:: Exercise instructions ::
Show, in full, each line of the data that contains "INSTITUCIONAL".

:: Records for this task ::
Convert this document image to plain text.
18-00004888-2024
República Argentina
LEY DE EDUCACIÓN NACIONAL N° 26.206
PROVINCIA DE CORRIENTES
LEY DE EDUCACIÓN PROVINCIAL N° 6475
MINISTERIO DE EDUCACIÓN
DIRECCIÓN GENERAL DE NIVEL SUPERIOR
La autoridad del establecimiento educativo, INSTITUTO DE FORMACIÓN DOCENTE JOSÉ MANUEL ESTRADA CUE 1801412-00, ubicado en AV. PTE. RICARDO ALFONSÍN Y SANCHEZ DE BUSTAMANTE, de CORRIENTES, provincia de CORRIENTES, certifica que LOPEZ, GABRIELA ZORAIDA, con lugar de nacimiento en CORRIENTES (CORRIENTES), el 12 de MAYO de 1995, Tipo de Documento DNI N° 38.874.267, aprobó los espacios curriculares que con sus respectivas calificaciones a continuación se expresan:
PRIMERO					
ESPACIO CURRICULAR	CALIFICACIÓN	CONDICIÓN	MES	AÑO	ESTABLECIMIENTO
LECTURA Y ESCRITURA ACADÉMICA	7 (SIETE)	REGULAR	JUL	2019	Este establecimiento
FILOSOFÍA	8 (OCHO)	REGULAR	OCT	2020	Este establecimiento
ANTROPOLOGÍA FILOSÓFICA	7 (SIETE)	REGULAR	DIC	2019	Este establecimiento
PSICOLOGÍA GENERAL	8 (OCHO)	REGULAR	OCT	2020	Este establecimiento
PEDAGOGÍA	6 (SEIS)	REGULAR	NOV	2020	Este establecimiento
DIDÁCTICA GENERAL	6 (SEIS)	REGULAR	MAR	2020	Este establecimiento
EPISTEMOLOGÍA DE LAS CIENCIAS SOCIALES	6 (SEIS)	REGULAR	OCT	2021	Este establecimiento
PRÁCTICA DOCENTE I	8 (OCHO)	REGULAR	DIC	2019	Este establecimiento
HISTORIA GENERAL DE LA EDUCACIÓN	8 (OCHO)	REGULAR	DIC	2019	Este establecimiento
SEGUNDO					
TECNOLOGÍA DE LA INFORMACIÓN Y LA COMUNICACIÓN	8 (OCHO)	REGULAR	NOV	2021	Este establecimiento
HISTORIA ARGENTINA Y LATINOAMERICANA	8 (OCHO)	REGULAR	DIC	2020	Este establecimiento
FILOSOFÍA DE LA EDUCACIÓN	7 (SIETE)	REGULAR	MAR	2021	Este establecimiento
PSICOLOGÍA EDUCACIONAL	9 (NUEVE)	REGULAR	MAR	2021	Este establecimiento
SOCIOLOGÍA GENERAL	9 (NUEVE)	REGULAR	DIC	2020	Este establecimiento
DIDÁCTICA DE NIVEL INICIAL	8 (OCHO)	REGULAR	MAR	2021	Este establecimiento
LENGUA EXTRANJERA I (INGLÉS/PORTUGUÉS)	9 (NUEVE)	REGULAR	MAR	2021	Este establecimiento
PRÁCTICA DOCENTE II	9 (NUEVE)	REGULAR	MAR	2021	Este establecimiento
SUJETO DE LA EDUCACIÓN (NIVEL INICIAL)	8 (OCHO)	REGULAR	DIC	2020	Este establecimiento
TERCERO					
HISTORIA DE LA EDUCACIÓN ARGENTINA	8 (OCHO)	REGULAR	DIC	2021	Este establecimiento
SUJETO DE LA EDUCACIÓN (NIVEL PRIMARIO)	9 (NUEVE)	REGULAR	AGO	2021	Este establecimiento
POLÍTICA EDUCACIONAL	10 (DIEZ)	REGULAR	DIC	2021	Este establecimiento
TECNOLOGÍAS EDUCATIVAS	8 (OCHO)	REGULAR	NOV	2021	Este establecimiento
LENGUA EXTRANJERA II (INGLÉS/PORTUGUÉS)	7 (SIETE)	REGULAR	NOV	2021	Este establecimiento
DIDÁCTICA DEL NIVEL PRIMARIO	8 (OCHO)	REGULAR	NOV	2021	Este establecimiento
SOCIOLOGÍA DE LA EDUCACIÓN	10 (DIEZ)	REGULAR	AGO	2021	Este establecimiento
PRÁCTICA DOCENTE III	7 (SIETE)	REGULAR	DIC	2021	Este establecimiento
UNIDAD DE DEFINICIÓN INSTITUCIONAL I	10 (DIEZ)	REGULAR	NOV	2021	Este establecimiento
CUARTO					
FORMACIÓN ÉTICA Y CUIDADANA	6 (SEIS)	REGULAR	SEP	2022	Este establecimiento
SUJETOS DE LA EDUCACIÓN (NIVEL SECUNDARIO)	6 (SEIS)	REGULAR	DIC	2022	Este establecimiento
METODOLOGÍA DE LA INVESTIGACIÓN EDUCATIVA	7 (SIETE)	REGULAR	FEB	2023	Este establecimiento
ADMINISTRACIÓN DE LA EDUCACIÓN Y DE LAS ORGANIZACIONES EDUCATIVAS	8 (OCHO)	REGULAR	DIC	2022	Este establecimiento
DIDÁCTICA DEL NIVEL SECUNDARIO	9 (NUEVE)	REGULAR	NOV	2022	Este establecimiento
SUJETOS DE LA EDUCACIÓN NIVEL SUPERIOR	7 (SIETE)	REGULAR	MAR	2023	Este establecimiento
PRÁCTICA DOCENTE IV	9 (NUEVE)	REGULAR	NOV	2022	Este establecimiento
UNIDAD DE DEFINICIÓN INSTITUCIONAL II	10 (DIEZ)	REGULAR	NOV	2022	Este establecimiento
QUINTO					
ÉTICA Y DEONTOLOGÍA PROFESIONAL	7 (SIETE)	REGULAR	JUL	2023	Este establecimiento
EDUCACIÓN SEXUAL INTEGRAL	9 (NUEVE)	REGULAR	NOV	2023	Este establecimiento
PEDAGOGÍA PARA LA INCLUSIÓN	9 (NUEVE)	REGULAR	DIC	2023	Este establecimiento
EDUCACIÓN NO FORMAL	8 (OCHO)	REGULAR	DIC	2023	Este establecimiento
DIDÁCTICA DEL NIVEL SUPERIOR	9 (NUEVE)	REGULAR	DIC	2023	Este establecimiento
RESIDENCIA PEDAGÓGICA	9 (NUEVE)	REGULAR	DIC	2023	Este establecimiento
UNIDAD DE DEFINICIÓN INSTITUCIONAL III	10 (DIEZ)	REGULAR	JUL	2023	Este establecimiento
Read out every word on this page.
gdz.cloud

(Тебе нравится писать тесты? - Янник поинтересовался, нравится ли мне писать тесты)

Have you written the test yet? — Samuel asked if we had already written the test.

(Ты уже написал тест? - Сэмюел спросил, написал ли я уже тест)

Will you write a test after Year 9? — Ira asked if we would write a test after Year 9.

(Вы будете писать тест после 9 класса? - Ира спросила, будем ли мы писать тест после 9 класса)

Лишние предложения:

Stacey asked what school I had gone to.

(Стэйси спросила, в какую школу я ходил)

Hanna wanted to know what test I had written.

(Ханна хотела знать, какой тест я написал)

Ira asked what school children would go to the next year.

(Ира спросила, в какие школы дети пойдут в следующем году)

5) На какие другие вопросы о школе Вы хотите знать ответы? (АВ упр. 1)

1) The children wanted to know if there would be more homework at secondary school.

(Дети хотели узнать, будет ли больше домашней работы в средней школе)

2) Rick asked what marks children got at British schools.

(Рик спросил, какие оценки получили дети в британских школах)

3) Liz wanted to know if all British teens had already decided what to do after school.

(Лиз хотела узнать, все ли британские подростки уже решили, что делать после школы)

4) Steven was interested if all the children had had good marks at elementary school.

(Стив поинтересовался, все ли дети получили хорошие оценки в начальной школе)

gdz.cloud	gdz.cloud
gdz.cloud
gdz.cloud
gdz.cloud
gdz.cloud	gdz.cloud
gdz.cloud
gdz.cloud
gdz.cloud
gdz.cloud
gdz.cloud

:: The completed task ::
UNIDAD DE DEFINICIÓN INSTITUCIONAL I	10 (DIEZ)	REGULAR	NOV	2021	Este establecimiento
UNIDAD DE DEFINICIÓN INSTITUCIONAL II	10 (DIEZ)	REGULAR	NOV	2022	Este establecimiento
UNIDAD DE DEFINICIÓN INSTITUCIONAL III	10 (DIEZ)	REGULAR	JUL	2023	Este establecimiento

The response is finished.